Short problem:
Identify all lines in the listing that include the word "echivalentă", and copy them out.

☆ ☆ ☆ ☆ ☆

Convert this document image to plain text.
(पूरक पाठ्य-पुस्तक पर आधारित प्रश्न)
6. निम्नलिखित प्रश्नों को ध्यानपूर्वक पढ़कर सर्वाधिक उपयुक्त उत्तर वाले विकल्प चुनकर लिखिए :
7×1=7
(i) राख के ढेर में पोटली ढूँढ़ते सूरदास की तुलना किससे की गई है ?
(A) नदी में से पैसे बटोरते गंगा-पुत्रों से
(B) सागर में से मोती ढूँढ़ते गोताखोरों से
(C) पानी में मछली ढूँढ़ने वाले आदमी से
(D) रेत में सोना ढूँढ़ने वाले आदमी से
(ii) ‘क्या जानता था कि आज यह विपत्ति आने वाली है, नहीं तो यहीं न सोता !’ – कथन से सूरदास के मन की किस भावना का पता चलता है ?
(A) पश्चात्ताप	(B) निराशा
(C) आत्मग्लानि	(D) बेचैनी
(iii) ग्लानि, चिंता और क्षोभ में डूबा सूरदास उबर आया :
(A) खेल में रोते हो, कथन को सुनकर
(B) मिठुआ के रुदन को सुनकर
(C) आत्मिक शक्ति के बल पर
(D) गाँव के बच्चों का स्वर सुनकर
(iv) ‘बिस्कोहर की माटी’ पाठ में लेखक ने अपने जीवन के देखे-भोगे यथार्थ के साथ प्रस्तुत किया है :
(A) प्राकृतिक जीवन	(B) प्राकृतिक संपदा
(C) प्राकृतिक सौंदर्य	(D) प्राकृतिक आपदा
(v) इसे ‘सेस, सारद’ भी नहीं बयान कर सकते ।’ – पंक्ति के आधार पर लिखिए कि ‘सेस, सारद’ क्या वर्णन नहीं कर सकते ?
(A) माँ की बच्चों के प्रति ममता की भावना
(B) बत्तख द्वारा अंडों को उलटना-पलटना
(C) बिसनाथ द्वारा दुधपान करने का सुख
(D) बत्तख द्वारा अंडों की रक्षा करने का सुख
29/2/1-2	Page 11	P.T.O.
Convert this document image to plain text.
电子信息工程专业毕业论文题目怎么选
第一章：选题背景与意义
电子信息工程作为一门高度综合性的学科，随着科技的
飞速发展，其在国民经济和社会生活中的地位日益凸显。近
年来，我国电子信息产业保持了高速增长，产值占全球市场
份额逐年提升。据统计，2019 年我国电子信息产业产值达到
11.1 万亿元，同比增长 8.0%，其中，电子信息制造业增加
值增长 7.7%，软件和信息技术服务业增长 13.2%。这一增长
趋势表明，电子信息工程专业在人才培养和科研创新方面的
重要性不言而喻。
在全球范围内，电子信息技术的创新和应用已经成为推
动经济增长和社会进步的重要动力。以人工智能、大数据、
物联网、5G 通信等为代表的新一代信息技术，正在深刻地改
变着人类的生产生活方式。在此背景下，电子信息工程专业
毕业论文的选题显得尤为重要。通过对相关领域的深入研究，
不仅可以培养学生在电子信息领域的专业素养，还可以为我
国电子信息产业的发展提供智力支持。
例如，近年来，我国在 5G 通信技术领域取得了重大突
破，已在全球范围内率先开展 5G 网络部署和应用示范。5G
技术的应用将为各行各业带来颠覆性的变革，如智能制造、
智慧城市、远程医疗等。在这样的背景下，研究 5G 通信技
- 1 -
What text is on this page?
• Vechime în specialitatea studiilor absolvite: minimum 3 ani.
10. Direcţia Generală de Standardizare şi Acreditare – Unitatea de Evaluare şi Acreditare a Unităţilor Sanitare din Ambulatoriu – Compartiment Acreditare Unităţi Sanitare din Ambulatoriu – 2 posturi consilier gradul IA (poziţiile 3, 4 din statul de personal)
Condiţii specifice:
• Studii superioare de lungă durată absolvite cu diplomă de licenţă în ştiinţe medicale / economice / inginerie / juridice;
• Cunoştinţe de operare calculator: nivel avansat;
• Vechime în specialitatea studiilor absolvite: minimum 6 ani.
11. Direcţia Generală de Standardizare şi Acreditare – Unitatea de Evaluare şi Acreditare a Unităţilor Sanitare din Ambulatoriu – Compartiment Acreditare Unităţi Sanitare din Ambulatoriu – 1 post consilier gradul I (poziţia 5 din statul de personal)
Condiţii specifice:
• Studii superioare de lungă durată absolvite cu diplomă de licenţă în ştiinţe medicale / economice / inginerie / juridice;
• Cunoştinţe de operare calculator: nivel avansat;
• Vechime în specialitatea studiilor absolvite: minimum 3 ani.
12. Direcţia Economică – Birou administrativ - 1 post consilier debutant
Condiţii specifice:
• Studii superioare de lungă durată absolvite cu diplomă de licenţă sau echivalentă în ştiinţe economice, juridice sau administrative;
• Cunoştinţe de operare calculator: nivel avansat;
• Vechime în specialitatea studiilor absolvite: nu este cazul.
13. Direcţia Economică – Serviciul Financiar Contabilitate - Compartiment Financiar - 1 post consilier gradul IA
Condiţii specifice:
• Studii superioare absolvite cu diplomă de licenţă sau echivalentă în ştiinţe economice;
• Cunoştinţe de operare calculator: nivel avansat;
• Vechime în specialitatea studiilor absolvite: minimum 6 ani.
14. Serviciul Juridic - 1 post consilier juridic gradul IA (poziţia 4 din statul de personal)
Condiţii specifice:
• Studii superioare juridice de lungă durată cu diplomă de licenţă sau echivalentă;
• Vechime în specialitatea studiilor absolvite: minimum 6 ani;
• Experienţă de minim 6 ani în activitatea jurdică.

☆ ☆ ☆ ☆ ☆

Solution to the problem:
• Studii superioare de lungă durată absolvite cu diplomă de licenţă sau echivalentă în ştiinţe economice, juridice sau administrative;
• Studii superioare absolvite cu diplomă de licenţă sau echivalentă în ştiinţe economice;
• Studii superioare juridice de lungă durată cu diplomă de licenţă sau echivalentă;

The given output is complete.